* **Figure record extracts**
+-------+

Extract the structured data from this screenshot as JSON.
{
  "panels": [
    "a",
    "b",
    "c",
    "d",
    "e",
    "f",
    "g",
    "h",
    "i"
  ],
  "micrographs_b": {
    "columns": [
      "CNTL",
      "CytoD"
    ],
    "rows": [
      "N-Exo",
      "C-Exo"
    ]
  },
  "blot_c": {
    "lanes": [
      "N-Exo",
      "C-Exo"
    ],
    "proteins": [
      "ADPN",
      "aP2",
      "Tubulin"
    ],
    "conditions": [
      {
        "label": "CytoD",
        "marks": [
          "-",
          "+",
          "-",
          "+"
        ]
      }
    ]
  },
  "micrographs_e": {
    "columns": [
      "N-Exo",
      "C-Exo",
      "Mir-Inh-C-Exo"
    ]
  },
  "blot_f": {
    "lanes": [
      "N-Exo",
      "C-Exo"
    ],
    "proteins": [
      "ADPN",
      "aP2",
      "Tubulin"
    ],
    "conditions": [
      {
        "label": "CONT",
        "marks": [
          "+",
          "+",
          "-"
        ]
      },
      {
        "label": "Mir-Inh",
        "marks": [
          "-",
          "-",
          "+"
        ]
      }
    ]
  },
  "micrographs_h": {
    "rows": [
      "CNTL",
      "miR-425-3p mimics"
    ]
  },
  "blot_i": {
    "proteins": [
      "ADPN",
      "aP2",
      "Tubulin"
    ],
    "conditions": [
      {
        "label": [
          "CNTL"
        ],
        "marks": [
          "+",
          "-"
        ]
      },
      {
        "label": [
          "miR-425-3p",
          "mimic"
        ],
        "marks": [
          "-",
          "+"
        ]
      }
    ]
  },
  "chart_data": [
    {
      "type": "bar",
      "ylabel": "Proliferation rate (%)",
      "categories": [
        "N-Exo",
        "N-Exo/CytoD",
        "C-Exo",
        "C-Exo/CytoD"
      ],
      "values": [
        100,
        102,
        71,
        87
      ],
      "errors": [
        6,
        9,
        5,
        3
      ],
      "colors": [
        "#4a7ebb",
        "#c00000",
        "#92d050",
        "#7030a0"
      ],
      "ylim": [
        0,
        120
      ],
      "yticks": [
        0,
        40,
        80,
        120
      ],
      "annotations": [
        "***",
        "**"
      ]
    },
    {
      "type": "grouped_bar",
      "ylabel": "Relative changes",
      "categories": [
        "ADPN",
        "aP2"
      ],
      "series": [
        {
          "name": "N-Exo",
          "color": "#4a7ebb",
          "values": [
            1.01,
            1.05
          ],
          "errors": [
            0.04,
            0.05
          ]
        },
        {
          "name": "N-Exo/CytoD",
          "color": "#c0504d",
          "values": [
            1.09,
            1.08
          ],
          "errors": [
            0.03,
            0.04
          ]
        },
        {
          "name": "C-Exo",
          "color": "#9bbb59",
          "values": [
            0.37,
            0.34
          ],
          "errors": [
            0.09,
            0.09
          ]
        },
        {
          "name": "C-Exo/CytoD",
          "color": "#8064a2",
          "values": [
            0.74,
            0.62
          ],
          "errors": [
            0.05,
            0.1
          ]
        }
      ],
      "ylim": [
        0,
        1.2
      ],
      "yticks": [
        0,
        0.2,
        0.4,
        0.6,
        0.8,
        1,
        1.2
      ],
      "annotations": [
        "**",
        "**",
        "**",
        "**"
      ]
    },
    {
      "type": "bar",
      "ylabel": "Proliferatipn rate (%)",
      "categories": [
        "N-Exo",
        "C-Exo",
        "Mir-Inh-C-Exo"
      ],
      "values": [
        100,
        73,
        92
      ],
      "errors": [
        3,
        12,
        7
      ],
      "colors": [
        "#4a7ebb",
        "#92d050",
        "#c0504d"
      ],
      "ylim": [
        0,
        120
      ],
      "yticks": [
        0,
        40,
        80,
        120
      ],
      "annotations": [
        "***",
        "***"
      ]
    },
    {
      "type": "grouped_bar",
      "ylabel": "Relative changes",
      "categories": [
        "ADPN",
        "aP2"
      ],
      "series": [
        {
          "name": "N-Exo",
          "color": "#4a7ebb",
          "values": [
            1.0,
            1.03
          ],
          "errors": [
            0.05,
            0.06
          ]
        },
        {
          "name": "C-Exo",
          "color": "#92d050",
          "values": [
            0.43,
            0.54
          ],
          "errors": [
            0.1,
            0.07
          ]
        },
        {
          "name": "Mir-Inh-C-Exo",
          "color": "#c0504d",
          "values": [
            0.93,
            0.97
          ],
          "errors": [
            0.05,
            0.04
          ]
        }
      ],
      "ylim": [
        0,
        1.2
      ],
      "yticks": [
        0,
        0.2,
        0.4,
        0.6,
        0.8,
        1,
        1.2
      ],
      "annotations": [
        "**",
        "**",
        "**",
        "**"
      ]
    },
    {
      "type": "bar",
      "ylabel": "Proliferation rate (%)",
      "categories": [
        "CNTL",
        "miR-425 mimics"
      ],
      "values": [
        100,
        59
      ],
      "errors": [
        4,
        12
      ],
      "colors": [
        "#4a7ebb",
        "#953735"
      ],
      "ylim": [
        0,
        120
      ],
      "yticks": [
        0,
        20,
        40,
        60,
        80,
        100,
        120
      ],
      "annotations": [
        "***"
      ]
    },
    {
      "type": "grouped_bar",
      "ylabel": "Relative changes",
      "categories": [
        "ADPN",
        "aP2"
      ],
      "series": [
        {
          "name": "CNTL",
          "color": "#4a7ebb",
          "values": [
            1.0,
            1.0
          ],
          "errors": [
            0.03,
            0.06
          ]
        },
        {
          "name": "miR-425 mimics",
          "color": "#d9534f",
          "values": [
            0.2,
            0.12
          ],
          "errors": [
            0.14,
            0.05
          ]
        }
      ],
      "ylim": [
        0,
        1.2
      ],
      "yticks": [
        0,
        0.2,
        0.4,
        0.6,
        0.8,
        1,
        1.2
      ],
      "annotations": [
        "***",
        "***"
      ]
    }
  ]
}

+-------+

* **Task to carry out**
Every record shown above should be written out again exactly.

* **Task solution**
Extract the structured data from this screenshot as JSON.
{
  "panels": [
    "a",
    "b",
    "c",
    "d",
    "e",
    "f",
    "g",
    "h",
    "i"
  ],
  "micrographs_b": {
    "columns": [
      "CNTL",
      "CytoD"
    ],
    "rows": [
      "N-Exo",
      "C-Exo"
    ]
  },
  "blot_c": {
    "lanes": [
      "N-Exo",
      "C-Exo"
    ],
    "proteins": [
      "ADPN",
      "aP2",
      "Tubulin"
    ],
    "conditions": [
      {
        "label": "CytoD",
        "marks": [
          "-",
          "+",
          "-",
          "+"
        ]
      }
    ]
  },
  "micrographs_e": {
    "columns": [
      "N-Exo",
      "C-Exo",
      "Mir-Inh-C-Exo"
    ]
  },
  "blot_f": {
    "lanes": [
      "N-Exo",
      "C-Exo"
    ],
    "proteins": [
      "ADPN",
      "aP2",
      "Tubulin"
    ],
    "conditions": [
      {
        "label": "CONT",
        "marks": [
          "+",
          "+",
          "-"
        ]
      },
      {
        "label": "Mir-Inh",
        "marks": [
          "-",
          "-",
          "+"
        ]
      }
    ]
  },
  "micrographs_h": {
    "rows": [
      "CNTL",
      "miR-425-3p mimics"
    ]
  },
  "blot_i": {
    "proteins": [
      "ADPN",
      "aP2",
      "Tubulin"
    ],
    "conditions": [
      {
        "label": [
          "CNTL"
        ],
        "marks": [
          "+",
          "-"
        ]
      },
      {
        "label": [
          "miR-425-3p",
          "mimic"
        ],
        "marks": [
          "-",
          "+"
        ]
      }
    ]
  },
  "chart_data": [
    {
      "type": "bar",
      "ylabel": "Proliferation rate (%)",
      "categories": [
        "N-Exo",
        "N-Exo/CytoD",
        "C-Exo",
        "C-Exo/CytoD"
      ],
      "values": [
        100,
        102,
        71,
        87
      ],
      "errors": [
        6,
        9,
        5,
        3
      ],
      "colors": [
        "#4a7ebb",
        "#c00000",
        "#92d050",
        "#7030a0"
      ],
      "ylim": [
        0,
        120
      ],
      "yticks": [
        0,
        40,
        80,
        120
      ],
      "annotations": [
        "***",
        "**"
      ]
    },
    {
      "type": "grouped_bar",
      "ylabel": "Relative changes",
      "categories": [
        "ADPN",
        "aP2"
      ],
      "series": [
        {
          "name": "N-Exo",
          "color": "#4a7ebb",
          "values": [
            1.01,
            1.05
          ],
          "errors": [
            0.04,
            0.05
          ]
        },
        {
          "name": "N-Exo/CytoD",
          "color": "#c0504d",
          "values": [
            1.09,
            1.08
          ],
          "errors": [
            0.03,
            0.04
          ]
        },
        {
          "name": "C-Exo",
          "color": "#9bbb59",
          "values": [
            0.37,
            0.34
          ],
          "errors": [
            0.09,
            0.09
          ]
        },
        {
          "name": "C-Exo/CytoD",
          "color": "#8064a2",
          "values": [
            0.74,
            0.62
          ],
          "errors": [
            0.05,
            0.1
          ]
        }
      ],
      "ylim": [
        0,
        1.2
      ],
      "yticks": [
        0,
        0.2,
        0.4,
        0.6,
        0.8,
        1,
        1.2
      ],
      "annotations": [
        "**",
        "**",
        "**",
        "**"
      ]
    },
    {
      "type": "bar",
      "ylabel": "Proliferatipn rate (%)",
      "categories": [
        "N-Exo",
        "C-Exo",
        "Mir-Inh-C-Exo"
      ],
      "values": [
        100,
        73,
        92
      ],
      "errors": [
        3,
        12,
        7
      ],
      "colors": [
        "#4a7ebb",
        "#92d050",
        "#c0504d"
      ],
      "ylim": [
        0,
        120
      ],
      "yticks": [
        0,
        40,
        80,
        120
      ],
      "annotations": [
        "***",
        "***"
      ]
    },
    {
      "type": "grouped_bar",
      "ylabel": "Relative changes",
      "categories": [
        "ADPN",
        "aP2"
      ],
      "series": [
        {
          "name": "N-Exo",
          "color": "#4a7ebb",
          "values": [
            1.0,
            1.03
          ],
          "errors": [
            0.05,
            0.06
          ]
        },
        {
          "name": "C-Exo",
          "color": "#92d050",
          "values": [
            0.43,
            0.54
          ],
          "errors": [
            0.1,
            0.07
          ]
        },
        {
          "name": "Mir-Inh-C-Exo",
          "color": "#c0504d",
          "values": [
            0.93,
            0.97
          ],
          "errors": [
            0.05,
            0.04
          ]
        }
      ],
      "ylim": [
        0,
        1.2
      ],
      "yticks": [
        0,
        0.2,
        0.4,
        0.6,
        0.8,
        1,
        1.2
      ],
      "annotations": [
        "**",
        "**",
        "**",
        "**"
      ]
    },
    {
      "type": "bar",
      "ylabel": "Proliferation rate (%)",
      "categories": [
        "CNTL",
        "miR-425 mimics"
      ],
      "values": [
        100,
        59
      ],
      "errors": [
        4,
        12
      ],
      "colors": [
        "#4a7ebb",
        "#953735"
      ],
      "ylim": [
        0,
        120
      ],
      "yticks": [
        0,
        20,
        40,
        60,
        80,
        100,
        120
      ],
      "annotations": [
        "***"
      ]
    },
    {
      "type": "grouped_bar",
      "ylabel": "Relative changes",
      "categories": [
        "ADPN",
        "aP2"
      ],
      "series": [
        {
          "name": "CNTL",
          "color": "#4a7ebb",
          "values": [
            1.0,
            1.0
          ],
          "errors": [
            0.03,
            0.06
          ]
        },
        {
          "name": "miR-425 mimics",
          "color": "#d9534f",
          "values": [
            0.2,
            0.12
          ],
          "errors": [
            0.14,
            0.05
          ]
        }
      ],
      "ylim": [
        0,
        1.2
      ],
      "yticks": [
        0,
        0.2,
        0.4,
        0.6,
        0.8,
        1,
        1.2
      ],
      "annotations": [
        "***",
        "***"
      ]
    }
  ]
}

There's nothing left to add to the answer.